▶ **Problem to solve**
Return the lines of the records below, copied exactly, from the first line through the line with "watermark: 2BYSJ.CN (1321, 162, 1397, 230)", including that line.

▶ **Element and region listings**

====

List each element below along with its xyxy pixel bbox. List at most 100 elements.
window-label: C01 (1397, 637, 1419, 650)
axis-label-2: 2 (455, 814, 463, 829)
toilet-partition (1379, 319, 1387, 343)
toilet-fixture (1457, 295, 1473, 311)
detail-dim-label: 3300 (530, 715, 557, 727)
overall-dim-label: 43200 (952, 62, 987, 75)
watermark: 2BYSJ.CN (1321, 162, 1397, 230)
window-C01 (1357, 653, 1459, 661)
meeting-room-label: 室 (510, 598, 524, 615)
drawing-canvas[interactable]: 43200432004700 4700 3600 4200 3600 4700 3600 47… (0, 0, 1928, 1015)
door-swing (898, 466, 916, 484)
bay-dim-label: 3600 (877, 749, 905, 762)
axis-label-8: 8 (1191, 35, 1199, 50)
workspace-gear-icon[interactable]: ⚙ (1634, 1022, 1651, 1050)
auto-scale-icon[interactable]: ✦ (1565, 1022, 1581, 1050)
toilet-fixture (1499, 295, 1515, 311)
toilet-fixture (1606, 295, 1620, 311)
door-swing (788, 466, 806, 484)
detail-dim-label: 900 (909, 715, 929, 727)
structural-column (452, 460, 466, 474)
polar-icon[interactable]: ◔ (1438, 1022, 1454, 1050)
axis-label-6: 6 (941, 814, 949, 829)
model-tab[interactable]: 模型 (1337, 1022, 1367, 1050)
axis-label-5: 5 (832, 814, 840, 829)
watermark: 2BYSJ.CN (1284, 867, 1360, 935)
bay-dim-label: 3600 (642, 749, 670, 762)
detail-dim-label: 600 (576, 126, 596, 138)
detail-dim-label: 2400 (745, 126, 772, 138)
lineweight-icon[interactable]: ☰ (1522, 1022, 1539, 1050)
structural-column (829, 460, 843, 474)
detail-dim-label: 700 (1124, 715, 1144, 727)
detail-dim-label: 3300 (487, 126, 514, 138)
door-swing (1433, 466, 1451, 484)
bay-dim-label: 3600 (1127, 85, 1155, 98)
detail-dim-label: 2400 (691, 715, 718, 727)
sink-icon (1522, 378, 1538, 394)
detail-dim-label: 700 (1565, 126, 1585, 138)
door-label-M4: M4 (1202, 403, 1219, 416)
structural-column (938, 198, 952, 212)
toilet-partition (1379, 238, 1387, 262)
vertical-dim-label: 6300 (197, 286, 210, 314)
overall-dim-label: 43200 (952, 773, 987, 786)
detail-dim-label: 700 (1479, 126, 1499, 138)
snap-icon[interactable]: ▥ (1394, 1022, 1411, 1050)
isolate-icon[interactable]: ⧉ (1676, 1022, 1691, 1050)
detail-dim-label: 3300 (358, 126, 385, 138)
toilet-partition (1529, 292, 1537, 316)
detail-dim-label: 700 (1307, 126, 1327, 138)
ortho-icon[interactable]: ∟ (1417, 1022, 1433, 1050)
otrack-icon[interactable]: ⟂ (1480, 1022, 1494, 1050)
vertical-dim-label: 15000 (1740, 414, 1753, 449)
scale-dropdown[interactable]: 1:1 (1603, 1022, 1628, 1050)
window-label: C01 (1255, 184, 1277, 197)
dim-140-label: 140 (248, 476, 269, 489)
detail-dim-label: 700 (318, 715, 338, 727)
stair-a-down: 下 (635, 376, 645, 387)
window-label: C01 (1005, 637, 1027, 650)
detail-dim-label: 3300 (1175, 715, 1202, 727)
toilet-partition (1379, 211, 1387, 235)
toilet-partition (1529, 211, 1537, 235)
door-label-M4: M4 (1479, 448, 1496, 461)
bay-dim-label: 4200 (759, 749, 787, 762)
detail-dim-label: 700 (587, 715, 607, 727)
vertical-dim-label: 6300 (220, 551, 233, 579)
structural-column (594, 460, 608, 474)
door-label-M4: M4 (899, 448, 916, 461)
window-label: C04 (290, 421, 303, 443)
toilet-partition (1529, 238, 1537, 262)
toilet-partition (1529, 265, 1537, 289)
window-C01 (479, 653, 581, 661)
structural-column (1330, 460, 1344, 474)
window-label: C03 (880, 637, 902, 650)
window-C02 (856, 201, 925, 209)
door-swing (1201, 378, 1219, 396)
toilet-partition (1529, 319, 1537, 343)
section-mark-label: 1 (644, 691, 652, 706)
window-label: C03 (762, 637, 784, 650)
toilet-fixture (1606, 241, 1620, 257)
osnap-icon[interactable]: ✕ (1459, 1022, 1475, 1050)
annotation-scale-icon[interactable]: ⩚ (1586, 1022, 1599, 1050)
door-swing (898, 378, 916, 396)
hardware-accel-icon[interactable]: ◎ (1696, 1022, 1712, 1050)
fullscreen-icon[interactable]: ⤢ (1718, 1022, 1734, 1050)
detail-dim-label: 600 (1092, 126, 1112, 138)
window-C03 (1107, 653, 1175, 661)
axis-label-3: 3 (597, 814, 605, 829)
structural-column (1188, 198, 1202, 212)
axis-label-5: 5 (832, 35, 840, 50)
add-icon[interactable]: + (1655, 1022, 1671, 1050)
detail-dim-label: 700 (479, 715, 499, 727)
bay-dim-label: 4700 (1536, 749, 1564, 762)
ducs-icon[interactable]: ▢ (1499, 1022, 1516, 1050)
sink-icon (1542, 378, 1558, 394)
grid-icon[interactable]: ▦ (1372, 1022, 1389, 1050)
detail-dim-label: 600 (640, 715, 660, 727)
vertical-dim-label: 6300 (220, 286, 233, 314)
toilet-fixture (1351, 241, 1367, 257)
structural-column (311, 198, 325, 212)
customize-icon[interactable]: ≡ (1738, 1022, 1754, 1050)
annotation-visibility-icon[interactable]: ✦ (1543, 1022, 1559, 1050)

====

▶ **Output**
List each element below along with its xyxy pixel bbox. List at most 100 elements.
window-label: C01 (1397, 637, 1419, 650)
axis-label-2: 2 (455, 814, 463, 829)
toilet-partition (1379, 319, 1387, 343)
toilet-fixture (1457, 295, 1473, 311)
detail-dim-label: 3300 (530, 715, 557, 727)
overall-dim-label: 43200 (952, 62, 987, 75)
watermark: 2BYSJ.CN (1321, 162, 1397, 230)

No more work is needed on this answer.